**Input for this task**:
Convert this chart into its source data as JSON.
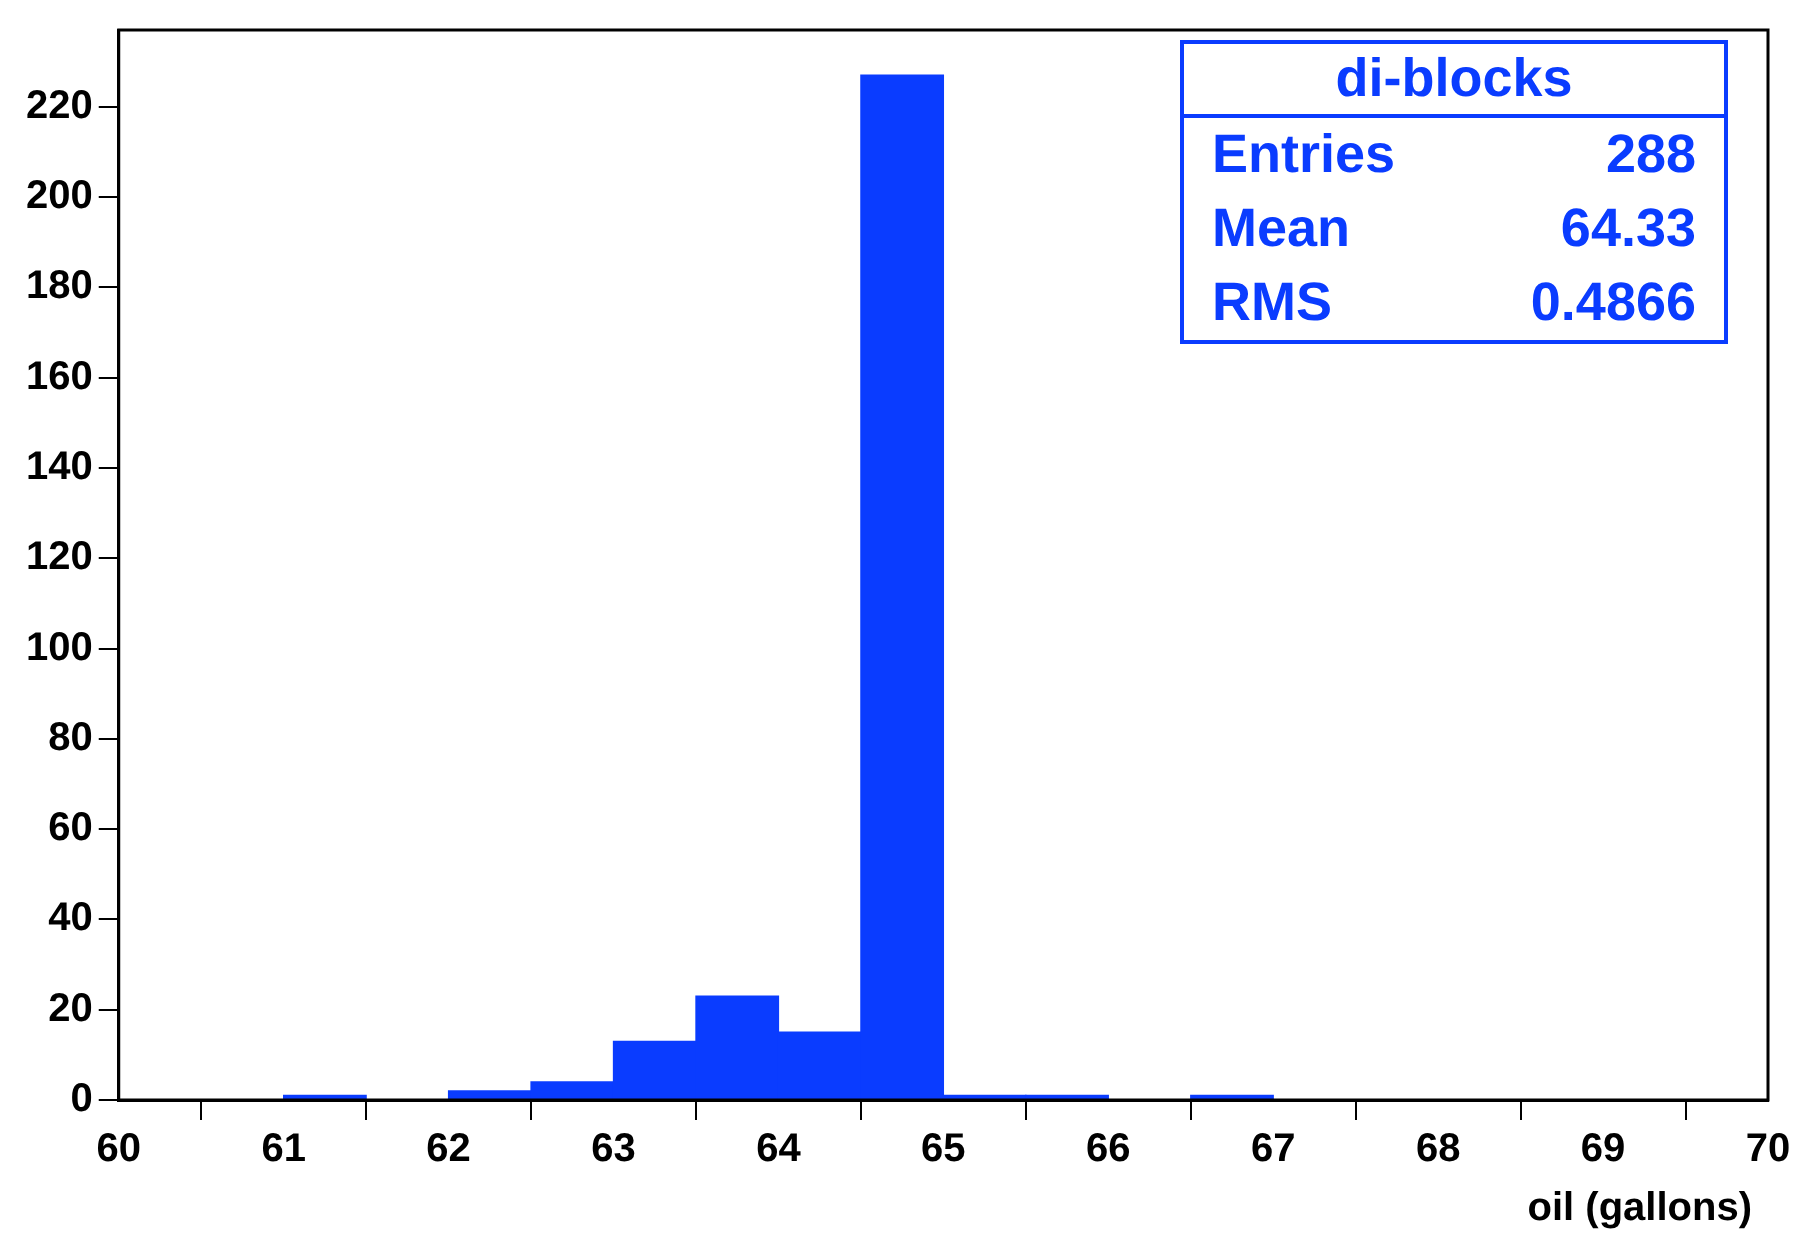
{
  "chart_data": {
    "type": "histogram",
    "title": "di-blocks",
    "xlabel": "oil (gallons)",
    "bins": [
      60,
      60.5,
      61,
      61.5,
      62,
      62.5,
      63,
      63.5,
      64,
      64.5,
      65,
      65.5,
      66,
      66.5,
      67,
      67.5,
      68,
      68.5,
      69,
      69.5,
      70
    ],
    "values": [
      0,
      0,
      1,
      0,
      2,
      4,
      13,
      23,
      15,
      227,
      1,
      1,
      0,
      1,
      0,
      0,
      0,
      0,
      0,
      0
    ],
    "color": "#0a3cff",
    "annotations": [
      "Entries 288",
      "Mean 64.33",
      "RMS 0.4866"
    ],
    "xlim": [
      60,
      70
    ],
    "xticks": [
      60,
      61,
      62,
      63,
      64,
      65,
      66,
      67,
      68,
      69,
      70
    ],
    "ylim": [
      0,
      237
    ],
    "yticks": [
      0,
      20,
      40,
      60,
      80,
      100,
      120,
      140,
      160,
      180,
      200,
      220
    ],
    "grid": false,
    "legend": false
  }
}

**Exercise description**: Reproduce the records verbatim, omitting all images they contain.

**Solved exercise**:
Convert this chart into its source data as JSON.
{
  "chart_data": {
    "type": "histogram",
    "title": "di-blocks",
    "xlabel": "oil (gallons)",
    "bins": [
      60,
      60.5,
      61,
      61.5,
      62,
      62.5,
      63,
      63.5,
      64,
      64.5,
      65,
      65.5,
      66,
      66.5,
      67,
      67.5,
      68,
      68.5,
      69,
      69.5,
      70
    ],
    "values": [
      0,
      0,
      1,
      0,
      2,
      4,
      13,
      23,
      15,
      227,
      1,
      1,
      0,
      1,
      0,
      0,
      0,
      0,
      0,
      0
    ],
    "color": "#0a3cff",
    "annotations": [
      "Entries 288",
      "Mean 64.33",
      "RMS 0.4866"
    ],
    "xlim": [
      60,
      70
    ],
    "xticks": [
      60,
      61,
      62,
      63,
      64,
      65,
      66,
      67,
      68,
      69,
      70
    ],
    "ylim": [
      0,
      237
    ],
    "yticks": [
      0,
      20,
      40,
      60,
      80,
      100,
      120,
      140,
      160,
      180,
      200,
      220
    ],
    "grid": false,
    "legend": false
  }
}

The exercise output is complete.